Transcribe every line exactly. Leave the pictures behind.

Supplied data =
## START

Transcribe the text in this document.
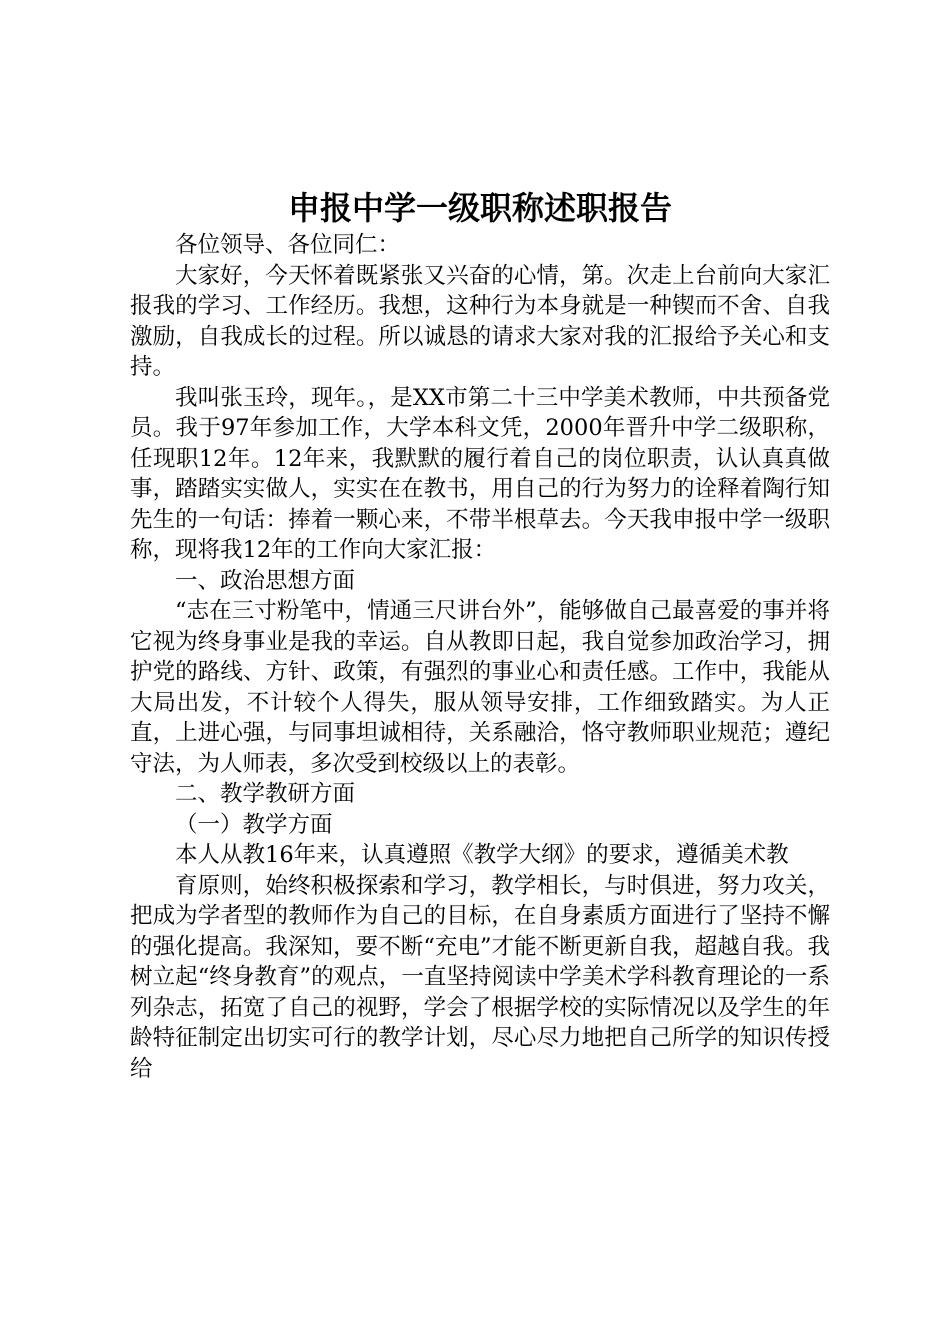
申报中学一级职称述职报告

各位领导、各位同仁：

大家好，今天怀着既紧张又兴奋的心情，第。次走上台前向大家汇报我的学习、工作经历。我想，这种行为本身就是一种锲而不舍、自我激励，自我成长的过程。所以诚恳的请求大家对我的汇报给予关心和支持。

我叫张玉玲，现年。，是XX市第二十三中学美术教师，中共预备党员。我于97年参加工作，大学本科文凭，2000年晋升中学二级职称，任现职12年。12年来，我默默的履行着自己的岗位职责，认认真真做事，踏踏实实做人，实实在在教书，用自己的行为努力的诠释着陶行知先生的一句话：捧着一颗心来，不带半根草去。今天我申报中学一级职称，现将我12年的工作向大家汇报：

一、政治思想方面

“志在三寸粉笔中，情通三尺讲台外”，能够做自己最喜爱的事并将它视为终身事业是我的幸运。自从教即日起，我自觉参加政治学习，拥护党的路线、方针、政策，有强烈的事业心和责任感。工作中，我能从大局出发，不计较个人得失，服从领导安排，工作细致踏实。为人正直，上进心强，与同事坦诚相待，关系融洽，恪守教师职业规范；遵纪守法，为人师表，多次受到校级以上的表彰。

二、教学教研方面

（一）教学方面

本人从教16年来，认真遵照《教学大纲》的要求，遵循美术教

育原则，始终积极探索和学习，教学相长，与时俱进，努力攻关，把成为学者型的教师作为自己的目标，在自身素质方面进行了坚持不懈的强化提高。我深知，要不断“充电”才能不断更新自我，超越自我。我树立起“终身教育”的观点，一直坚持阅读中学美术学科教育理论的一系列杂志，拓宽了自己的视野，学会了根据学校的实际情况以及学生的年龄特征制定出切实可行的教学计划，尽心尽力地把自己所学的知识传授给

## END

Expected answer =
Transcribe the text in this document.
申报中学一级职称述职报告

各位领导、各位同仁：

大家好，今天怀着既紧张又兴奋的心情，第。次走上台前向大家汇报我的学习、工作经历。我想，这种行为本身就是一种锲而不舍、自我激励，自我成长的过程。所以诚恳的请求大家对我的汇报给予关心和支持。

我叫张玉玲，现年。，是XX市第二十三中学美术教师，中共预备党员。我于97年参加工作，大学本科文凭，2000年晋升中学二级职称，任现职12年。12年来，我默默的履行着自己的岗位职责，认认真真做事，踏踏实实做人，实实在在教书，用自己的行为努力的诠释着陶行知先生的一句话：捧着一颗心来，不带半根草去。今天我申报中学一级职称，现将我12年的工作向大家汇报：

一、政治思想方面

“志在三寸粉笔中，情通三尺讲台外”，能够做自己最喜爱的事并将它视为终身事业是我的幸运。自从教即日起，我自觉参加政治学习，拥护党的路线、方针、政策，有强烈的事业心和责任感。工作中，我能从大局出发，不计较个人得失，服从领导安排，工作细致踏实。为人正直，上进心强，与同事坦诚相待，关系融洽，恪守教师职业规范；遵纪守法，为人师表，多次受到校级以上的表彰。

二、教学教研方面

（一）教学方面

本人从教16年来，认真遵照《教学大纲》的要求，遵循美术教

育原则，始终积极探索和学习，教学相长，与时俱进，努力攻关，把成为学者型的教师作为自己的目标，在自身素质方面进行了坚持不懈的强化提高。我深知，要不断“充电”才能不断更新自我，超越自我。我树立起“终身教育”的观点，一直坚持阅读中学美术学科教育理论的一系列杂志，拓宽了自己的视野，学会了根据学校的实际情况以及学生的年龄特征制定出切实可行的教学计划，尽心尽力地把自己所学的知识传授给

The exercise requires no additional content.